■ STATED EXERCISE
Please copy the items word for word, starting at their first line and stopping after the line that contains "svg-text:71: 71 [686, 328, 692, 334]".

■ DATA FOR THE TASK
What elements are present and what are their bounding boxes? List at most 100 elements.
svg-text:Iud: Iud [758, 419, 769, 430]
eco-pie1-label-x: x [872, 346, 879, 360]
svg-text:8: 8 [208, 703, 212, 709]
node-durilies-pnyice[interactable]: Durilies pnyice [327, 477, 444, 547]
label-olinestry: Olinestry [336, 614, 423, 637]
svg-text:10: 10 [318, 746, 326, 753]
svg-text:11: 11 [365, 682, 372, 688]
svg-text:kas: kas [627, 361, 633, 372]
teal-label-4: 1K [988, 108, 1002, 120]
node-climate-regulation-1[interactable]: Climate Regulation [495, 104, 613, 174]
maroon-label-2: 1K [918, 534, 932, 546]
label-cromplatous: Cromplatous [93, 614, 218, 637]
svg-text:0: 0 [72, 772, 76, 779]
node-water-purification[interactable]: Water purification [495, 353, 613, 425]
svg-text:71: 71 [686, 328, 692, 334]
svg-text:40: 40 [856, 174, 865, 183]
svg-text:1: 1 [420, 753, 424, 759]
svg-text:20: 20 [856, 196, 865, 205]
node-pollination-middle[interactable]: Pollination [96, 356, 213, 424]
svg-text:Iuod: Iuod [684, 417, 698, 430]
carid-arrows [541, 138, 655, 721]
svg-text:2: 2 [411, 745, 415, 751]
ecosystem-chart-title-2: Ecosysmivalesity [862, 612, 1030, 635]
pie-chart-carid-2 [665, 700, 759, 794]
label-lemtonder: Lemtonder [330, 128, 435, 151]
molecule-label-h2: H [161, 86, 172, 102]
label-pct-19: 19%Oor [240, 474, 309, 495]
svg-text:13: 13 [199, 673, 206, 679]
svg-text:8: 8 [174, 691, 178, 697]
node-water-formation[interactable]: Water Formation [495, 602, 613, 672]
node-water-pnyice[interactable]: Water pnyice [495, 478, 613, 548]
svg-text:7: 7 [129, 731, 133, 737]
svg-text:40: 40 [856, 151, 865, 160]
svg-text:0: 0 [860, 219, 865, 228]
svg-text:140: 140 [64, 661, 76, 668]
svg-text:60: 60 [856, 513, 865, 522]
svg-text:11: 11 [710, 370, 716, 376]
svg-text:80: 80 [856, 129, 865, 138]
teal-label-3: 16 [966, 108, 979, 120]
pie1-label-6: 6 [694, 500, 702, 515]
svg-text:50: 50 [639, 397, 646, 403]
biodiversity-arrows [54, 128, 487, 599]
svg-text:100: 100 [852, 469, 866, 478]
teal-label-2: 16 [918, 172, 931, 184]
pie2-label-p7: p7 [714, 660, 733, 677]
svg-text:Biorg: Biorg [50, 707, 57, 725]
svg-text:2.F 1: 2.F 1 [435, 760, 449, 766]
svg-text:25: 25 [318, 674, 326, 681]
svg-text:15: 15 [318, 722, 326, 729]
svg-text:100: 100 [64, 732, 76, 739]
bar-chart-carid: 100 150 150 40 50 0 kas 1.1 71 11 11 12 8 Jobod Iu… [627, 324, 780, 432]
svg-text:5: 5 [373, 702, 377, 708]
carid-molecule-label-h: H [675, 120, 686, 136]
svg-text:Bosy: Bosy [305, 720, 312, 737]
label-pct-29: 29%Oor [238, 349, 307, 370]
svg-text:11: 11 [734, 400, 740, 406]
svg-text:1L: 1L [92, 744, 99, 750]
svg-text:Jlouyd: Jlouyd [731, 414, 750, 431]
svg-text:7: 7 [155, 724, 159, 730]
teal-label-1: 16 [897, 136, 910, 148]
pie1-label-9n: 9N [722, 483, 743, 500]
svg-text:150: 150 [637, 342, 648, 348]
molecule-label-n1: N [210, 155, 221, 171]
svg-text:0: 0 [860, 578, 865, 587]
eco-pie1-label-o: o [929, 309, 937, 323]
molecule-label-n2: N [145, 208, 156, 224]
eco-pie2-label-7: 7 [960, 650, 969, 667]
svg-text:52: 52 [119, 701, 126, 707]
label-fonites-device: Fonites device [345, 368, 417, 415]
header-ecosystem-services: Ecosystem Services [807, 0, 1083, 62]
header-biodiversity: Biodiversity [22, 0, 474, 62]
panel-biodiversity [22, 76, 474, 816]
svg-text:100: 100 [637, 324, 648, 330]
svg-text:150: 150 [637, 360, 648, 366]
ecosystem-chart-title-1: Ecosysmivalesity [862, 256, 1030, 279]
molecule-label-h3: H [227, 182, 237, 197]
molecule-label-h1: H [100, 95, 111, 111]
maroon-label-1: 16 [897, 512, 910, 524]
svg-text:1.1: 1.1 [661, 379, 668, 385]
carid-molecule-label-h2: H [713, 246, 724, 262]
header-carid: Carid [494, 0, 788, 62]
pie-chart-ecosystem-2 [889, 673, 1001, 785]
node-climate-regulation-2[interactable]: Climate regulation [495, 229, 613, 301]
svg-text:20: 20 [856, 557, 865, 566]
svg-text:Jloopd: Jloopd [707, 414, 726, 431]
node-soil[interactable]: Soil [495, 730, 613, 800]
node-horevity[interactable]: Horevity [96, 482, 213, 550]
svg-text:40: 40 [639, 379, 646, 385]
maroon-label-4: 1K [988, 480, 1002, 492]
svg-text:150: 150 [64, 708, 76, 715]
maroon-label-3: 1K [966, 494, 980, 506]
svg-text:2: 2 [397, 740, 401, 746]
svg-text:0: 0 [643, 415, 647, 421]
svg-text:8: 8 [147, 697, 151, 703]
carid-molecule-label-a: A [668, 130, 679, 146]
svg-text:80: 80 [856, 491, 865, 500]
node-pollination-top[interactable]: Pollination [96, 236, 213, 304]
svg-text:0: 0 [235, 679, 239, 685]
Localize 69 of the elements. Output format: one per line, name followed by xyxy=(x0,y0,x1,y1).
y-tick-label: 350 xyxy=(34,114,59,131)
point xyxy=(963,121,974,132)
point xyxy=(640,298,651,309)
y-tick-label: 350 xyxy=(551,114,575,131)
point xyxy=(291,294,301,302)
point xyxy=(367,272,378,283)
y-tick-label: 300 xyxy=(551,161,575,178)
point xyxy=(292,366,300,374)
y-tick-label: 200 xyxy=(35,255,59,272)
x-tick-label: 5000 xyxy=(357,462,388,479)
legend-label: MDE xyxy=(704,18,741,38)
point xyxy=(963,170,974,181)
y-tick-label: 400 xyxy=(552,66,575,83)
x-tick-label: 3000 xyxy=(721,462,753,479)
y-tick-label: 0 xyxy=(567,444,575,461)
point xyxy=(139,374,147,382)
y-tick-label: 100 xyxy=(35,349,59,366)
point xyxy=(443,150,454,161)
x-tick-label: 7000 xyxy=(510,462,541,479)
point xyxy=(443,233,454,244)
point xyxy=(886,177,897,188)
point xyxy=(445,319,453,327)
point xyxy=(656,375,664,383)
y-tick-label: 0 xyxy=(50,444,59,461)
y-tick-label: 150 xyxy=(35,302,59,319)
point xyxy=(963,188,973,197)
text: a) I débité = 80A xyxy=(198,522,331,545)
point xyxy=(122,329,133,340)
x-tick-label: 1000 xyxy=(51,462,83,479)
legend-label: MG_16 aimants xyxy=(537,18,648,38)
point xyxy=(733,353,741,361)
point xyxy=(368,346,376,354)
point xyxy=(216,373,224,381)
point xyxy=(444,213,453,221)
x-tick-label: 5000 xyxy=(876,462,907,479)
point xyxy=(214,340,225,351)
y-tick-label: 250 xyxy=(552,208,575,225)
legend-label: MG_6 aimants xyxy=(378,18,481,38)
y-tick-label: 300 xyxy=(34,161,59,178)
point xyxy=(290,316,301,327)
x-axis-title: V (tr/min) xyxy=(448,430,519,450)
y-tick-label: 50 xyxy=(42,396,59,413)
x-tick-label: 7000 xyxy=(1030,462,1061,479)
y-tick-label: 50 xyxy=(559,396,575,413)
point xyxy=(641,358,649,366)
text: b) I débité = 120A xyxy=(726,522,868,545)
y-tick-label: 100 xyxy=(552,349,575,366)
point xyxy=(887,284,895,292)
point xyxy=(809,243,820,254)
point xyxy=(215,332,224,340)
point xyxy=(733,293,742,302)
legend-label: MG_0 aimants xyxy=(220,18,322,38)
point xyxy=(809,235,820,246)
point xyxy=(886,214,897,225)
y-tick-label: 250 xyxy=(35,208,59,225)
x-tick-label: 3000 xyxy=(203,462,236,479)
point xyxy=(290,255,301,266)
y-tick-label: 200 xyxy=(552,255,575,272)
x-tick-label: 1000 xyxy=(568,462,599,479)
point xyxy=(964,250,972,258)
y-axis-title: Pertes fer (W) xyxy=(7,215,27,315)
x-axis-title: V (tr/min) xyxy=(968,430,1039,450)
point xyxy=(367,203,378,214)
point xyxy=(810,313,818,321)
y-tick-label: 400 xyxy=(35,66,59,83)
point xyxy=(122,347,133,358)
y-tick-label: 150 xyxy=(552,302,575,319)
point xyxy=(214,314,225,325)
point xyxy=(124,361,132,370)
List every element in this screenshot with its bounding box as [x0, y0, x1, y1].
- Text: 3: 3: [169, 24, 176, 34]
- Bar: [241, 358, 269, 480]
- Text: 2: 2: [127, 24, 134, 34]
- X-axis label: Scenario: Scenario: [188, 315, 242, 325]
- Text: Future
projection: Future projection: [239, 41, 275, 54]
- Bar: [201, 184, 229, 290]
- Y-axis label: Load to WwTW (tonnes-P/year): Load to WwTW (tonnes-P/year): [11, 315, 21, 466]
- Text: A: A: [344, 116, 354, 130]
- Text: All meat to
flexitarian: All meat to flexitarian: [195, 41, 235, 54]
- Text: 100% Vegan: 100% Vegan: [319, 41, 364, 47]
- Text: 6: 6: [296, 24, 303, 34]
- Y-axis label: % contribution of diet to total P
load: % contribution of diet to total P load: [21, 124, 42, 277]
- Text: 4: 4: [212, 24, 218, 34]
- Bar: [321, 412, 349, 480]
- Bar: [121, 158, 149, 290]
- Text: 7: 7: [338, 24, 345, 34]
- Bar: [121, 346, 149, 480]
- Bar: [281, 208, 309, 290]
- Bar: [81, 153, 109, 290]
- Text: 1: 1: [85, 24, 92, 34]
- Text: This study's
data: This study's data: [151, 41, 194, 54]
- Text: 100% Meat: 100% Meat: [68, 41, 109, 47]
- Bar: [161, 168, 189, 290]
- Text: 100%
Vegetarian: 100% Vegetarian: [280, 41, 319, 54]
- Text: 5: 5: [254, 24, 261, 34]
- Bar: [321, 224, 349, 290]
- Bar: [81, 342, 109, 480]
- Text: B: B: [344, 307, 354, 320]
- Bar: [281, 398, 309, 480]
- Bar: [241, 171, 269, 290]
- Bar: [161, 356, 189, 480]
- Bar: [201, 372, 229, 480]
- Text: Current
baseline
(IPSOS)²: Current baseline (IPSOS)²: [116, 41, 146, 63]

■ OUTPUT FOR THIS TASK
What elements are present and what are their bounding boxes? List at most 100 elements.
svg-text:Iud: Iud [758, 419, 769, 430]
eco-pie1-label-x: x [872, 346, 879, 360]
svg-text:8: 8 [208, 703, 212, 709]
node-durilies-pnyice[interactable]: Durilies pnyice [327, 477, 444, 547]
label-olinestry: Olinestry [336, 614, 423, 637]
svg-text:10: 10 [318, 746, 326, 753]
svg-text:11: 11 [365, 682, 372, 688]
svg-text:kas: kas [627, 361, 633, 372]
teal-label-4: 1K [988, 108, 1002, 120]
node-climate-regulation-1[interactable]: Climate Regulation [495, 104, 613, 174]
maroon-label-2: 1K [918, 534, 932, 546]
label-cromplatous: Cromplatous [93, 614, 218, 637]
svg-text:0: 0 [72, 772, 76, 779]
node-water-purification[interactable]: Water purification [495, 353, 613, 425]
svg-text:71: 71 [686, 328, 692, 334]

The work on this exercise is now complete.